Look through the data below. Collect every line where the word "JSON" occurs.

++++++

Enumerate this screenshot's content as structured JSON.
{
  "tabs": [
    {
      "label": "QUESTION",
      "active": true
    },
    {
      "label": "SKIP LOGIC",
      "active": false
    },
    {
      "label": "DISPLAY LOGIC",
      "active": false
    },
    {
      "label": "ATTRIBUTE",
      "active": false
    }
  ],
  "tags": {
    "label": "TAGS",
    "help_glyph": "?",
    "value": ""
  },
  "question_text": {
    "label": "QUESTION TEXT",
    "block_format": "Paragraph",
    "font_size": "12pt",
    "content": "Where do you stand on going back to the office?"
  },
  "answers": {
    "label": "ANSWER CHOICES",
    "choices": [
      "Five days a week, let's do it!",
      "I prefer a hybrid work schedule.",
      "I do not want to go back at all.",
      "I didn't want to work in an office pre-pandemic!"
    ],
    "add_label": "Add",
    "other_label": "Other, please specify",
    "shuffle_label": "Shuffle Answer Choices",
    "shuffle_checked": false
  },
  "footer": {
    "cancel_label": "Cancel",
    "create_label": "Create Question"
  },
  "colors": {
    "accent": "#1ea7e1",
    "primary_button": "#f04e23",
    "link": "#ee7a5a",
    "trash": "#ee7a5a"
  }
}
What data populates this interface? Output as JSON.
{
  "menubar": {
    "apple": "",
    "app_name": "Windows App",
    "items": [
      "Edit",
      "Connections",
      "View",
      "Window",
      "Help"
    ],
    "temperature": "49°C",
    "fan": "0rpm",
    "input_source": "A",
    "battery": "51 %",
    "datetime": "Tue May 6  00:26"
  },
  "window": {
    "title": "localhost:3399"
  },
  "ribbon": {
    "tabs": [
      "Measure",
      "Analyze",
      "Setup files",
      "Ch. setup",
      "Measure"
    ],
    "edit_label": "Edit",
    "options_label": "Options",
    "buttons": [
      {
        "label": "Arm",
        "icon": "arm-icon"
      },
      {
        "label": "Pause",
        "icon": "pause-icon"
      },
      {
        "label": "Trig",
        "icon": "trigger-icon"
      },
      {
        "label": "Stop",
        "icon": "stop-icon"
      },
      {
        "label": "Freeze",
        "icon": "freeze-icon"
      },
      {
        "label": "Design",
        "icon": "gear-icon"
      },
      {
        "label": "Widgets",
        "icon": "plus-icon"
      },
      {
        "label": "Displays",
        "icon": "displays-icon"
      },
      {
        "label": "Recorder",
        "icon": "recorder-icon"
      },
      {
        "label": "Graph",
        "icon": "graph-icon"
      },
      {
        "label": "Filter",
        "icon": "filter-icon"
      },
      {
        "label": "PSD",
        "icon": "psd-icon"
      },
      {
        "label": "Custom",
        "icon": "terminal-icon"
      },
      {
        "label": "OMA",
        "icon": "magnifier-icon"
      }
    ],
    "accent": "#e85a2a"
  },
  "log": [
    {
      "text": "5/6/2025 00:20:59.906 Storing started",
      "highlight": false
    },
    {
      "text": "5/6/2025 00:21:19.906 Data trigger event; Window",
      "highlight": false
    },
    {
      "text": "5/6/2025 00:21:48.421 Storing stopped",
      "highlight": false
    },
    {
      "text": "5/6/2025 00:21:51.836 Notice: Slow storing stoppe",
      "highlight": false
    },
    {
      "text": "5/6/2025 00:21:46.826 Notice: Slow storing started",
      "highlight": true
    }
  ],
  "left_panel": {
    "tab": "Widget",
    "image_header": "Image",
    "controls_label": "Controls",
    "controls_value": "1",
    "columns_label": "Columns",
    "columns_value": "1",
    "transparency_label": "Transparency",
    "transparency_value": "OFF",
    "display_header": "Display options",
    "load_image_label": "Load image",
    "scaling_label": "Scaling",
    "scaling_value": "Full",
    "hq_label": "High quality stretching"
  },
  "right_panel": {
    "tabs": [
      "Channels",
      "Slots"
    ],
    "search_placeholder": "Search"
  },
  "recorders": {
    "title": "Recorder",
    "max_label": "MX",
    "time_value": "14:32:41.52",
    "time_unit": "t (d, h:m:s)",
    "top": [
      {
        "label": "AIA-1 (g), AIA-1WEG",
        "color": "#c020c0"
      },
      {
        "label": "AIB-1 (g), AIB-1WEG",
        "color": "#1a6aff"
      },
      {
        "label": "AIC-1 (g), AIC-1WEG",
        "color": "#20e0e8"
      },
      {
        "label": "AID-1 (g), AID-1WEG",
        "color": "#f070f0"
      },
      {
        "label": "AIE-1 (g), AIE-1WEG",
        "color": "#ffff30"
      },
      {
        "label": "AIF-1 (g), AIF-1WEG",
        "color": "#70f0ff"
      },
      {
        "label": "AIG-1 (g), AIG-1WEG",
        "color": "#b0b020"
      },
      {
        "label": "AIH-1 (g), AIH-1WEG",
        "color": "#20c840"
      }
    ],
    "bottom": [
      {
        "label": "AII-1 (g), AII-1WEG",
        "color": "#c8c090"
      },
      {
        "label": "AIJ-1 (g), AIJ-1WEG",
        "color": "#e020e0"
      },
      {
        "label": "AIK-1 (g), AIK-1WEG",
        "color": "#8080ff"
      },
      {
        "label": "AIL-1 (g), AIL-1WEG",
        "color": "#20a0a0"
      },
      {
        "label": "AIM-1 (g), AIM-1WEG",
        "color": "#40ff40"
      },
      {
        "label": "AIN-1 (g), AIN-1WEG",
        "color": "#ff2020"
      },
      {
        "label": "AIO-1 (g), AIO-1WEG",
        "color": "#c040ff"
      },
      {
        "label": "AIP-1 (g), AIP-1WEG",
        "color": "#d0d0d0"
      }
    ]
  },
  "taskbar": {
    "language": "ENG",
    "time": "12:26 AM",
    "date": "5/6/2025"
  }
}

++++++

■ Problem solution ■
Enumerate this screenshot's content as structured JSON.
What data populates this interface? Output as JSON.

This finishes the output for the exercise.